-------- RECORDS SHOWN
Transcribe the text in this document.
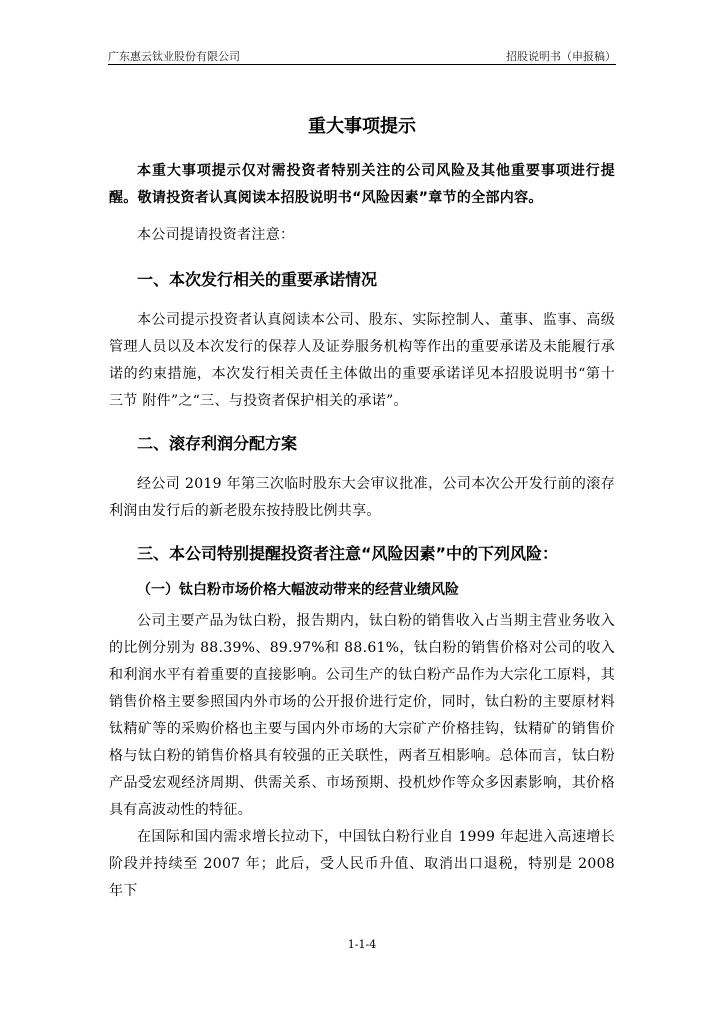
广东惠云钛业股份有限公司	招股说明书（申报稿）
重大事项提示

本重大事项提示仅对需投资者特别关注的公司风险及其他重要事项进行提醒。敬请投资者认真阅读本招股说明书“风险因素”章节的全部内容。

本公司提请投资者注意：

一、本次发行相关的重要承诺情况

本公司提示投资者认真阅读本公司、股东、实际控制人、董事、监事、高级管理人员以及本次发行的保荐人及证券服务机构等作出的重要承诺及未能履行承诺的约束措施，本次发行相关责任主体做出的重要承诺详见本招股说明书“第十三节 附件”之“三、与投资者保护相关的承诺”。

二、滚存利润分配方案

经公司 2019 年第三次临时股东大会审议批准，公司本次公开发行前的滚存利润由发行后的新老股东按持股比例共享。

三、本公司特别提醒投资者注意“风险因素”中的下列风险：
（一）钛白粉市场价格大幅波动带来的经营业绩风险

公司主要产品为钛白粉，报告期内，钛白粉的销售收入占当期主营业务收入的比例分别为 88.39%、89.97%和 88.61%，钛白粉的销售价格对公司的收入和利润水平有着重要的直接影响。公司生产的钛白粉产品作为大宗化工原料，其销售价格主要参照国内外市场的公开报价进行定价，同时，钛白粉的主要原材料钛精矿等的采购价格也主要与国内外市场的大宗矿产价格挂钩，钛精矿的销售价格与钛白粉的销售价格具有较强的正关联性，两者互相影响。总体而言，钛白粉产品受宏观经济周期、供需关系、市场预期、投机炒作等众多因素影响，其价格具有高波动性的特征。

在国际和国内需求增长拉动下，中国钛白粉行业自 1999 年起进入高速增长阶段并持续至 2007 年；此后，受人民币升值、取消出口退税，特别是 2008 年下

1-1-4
----------------
-------- RECORDS SHOWN
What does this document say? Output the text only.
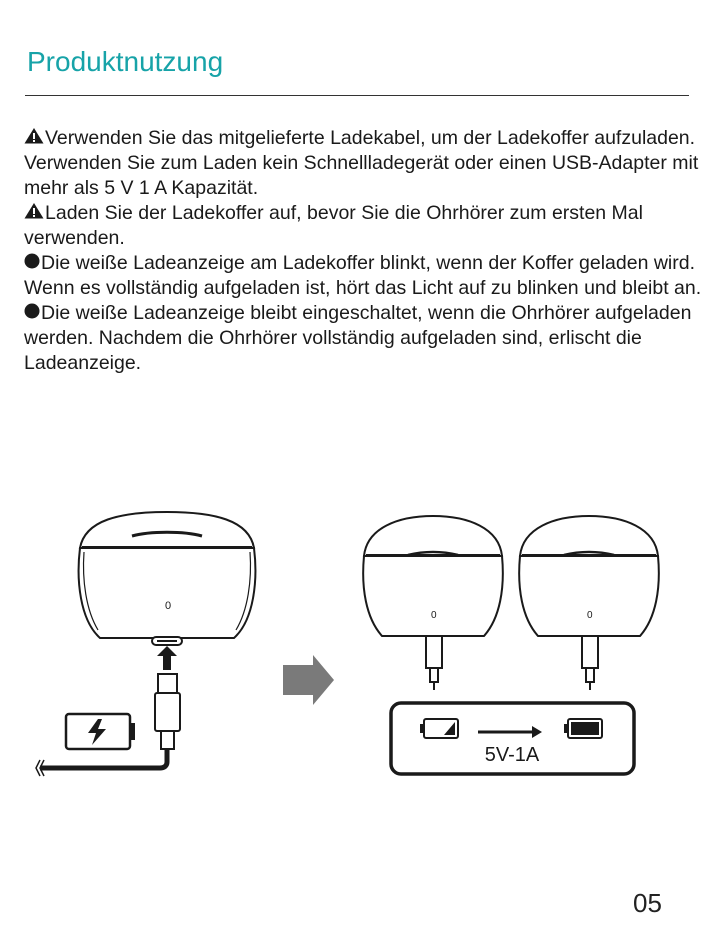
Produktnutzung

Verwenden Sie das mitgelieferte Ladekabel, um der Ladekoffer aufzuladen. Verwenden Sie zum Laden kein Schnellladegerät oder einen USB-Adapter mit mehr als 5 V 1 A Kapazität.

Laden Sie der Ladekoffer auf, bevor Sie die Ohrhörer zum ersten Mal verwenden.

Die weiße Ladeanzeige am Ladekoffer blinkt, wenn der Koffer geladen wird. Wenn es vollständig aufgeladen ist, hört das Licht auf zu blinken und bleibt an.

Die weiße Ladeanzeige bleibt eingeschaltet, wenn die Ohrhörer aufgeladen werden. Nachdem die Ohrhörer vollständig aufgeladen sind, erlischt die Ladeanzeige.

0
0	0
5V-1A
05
----------------
**PROBLEM DESCRIPTION**
Search the lines above for the string "aufgeladen" and copy each line that has it.

**THE OUTPUT**
Die weiße Ladeanzeige am Ladekoffer blinkt, wenn der Koffer geladen wird. Wenn es vollständig aufgeladen ist, hört das Licht auf zu blinken und bleibt an.
Die weiße Ladeanzeige bleibt eingeschaltet, wenn die Ohrhörer aufgeladen werden. Nachdem die Ohrhörer vollständig aufgeladen sind, erlischt die Ladeanzeige.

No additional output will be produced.